__What is expected__. What is the number of lines that include the word "from"? Provide only that figure.

__Supplied material__.

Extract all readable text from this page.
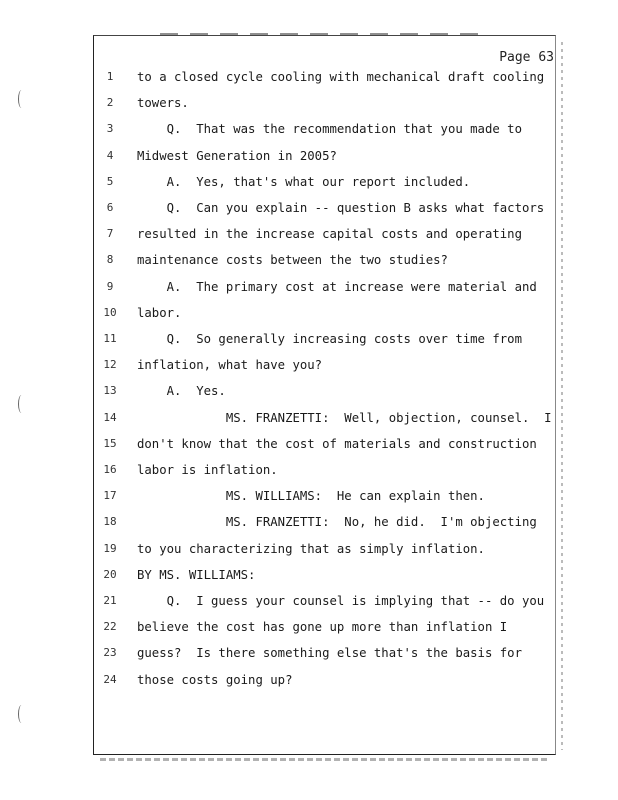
Page 63
1	to a closed cycle cooling with mechanical draft cooling
2	towers.
3	Q.  That was the recommendation that you made to
4	Midwest Generation in 2005?
5	A.  Yes, that's what our report included.
6	Q.  Can you explain -- question B asks what factors
7	resulted in the increase capital costs and operating
8	maintenance costs between the two studies?
9	A.  The primary cost at increase were material and
10	labor.
11	Q.  So generally increasing costs over time from
12	inflation, what have you?
13	A.  Yes.
14	MS. FRANZETTI:  Well, objection, counsel.  I
15	don't know that the cost of materials and construction
16	labor is inflation.
17	MS. WILLIAMS:  He can explain then.
18	MS. FRANZETTI:  No, he did.  I'm objecting
19	to you characterizing that as simply inflation.
20	BY MS. WILLIAMS:
21	Q.  I guess your counsel is implying that -- do you
22	believe the cost has gone up more than inflation I
23	guess?  Is there something else that's the basis for
24	those costs going up?
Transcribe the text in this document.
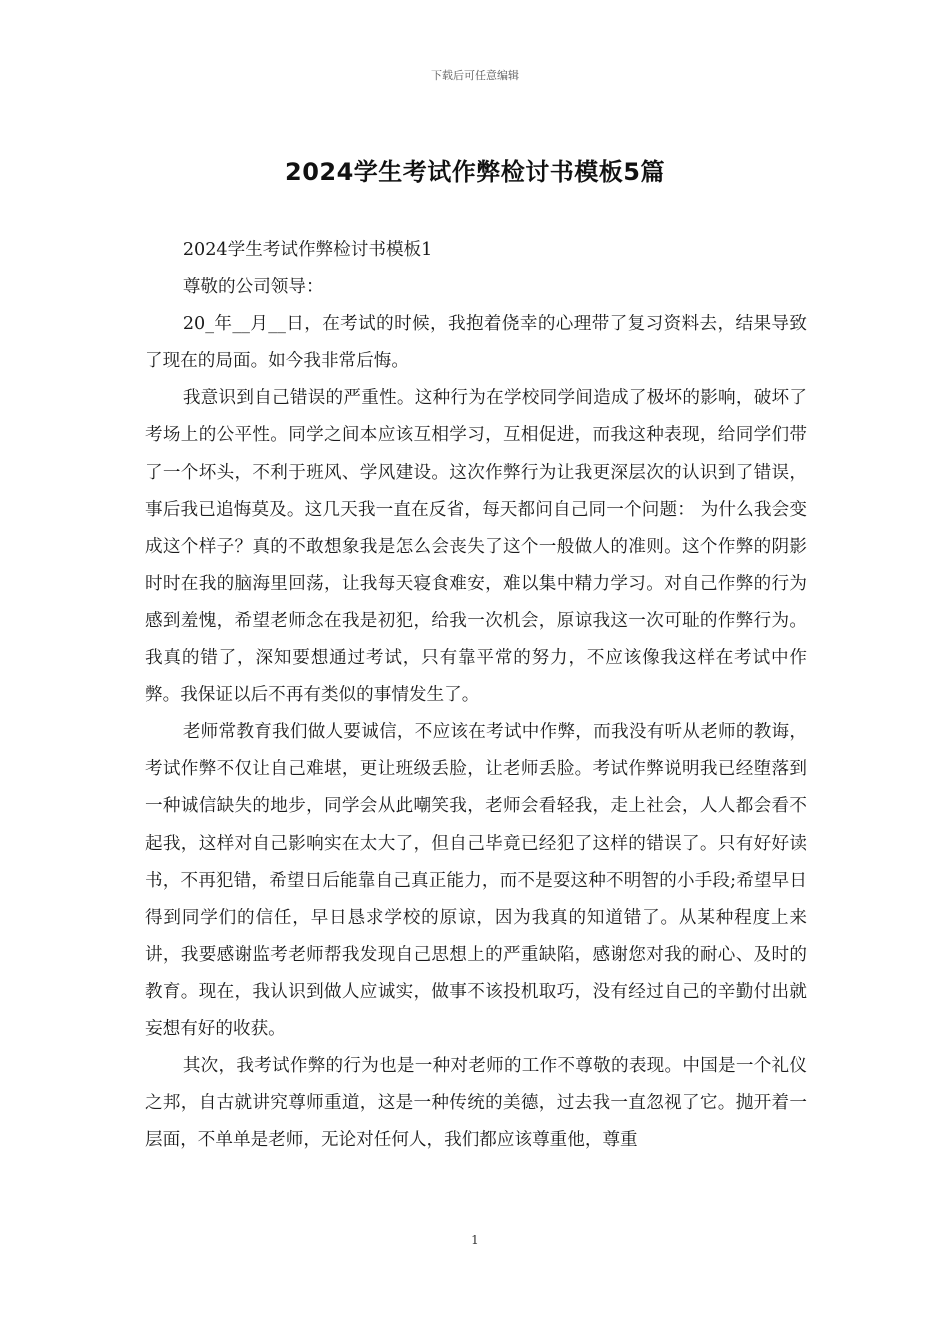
下载后可任意编辑
2024学生考试作弊检讨书模板5篇

2024学生考试作弊检讨书模板1

尊敬的公司领导：

20_年__月__日，在考试的时候，我抱着侥幸的心理带了复习资料去，结果导致了现在的局面。如今我非常后悔。

我意识到自己错误的严重性。这种行为在学校同学间造成了极坏的影响，破坏了考场上的公平性。同学之间本应该互相学习，互相促进，而我这种表现，给同学们带了一个坏头，不利于班风、学风建设。这次作弊行为让我更深层次的认识到了错误，事后我已追悔莫及。这几天我一直在反省，每天都问自己同一个问题： 为什么我会变成这个样子？真的不敢想象我是怎么会丧失了这个一般做人的准则。这个作弊的阴影时时在我的脑海里回荡，让我每天寝食难安，难以集中精力学习。对自己作弊的行为感到羞愧，希望老师念在我是初犯，给我一次机会，原谅我这一次可耻的作弊行为。我真的错了，深知要想通过考试，只有靠平常的努力，不应该像我这样在考试中作弊。我保证以后不再有类似的事情发生了。

老师常教育我们做人要诚信，不应该在考试中作弊，而我没有听从老师的教诲，考试作弊不仅让自己难堪，更让班级丢脸，让老师丢脸。考试作弊说明我已经堕落到一种诚信缺失的地步，同学会从此嘲笑我，老师会看轻我，走上社会，人人都会看不起我，这样对自己影响实在太大了，但自己毕竟已经犯了这样的错误了。只有好好读书，不再犯错，希望日后能靠自己真正能力，而不是耍这种不明智的小手段;希望早日得到同学们的信任，早日恳求学校的原谅，因为我真的知道错了。从某种程度上来讲，我要感谢监考老师帮我发现自己思想上的严重缺陷，感谢您对我的耐心、及时的教育。现在，我认识到做人应诚实，做事不该投机取巧，没有经过自己的辛勤付出就妄想有好的收获。

其次，我考试作弊的行为也是一种对老师的工作不尊敬的表现。中国是一个礼仪之邦，自古就讲究尊师重道，这是一种传统的美德，过去我一直忽视了它。抛开着一层面，不单单是老师，无论对任何人，我们都应该尊重他，尊重

1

__Exercise answer__. 2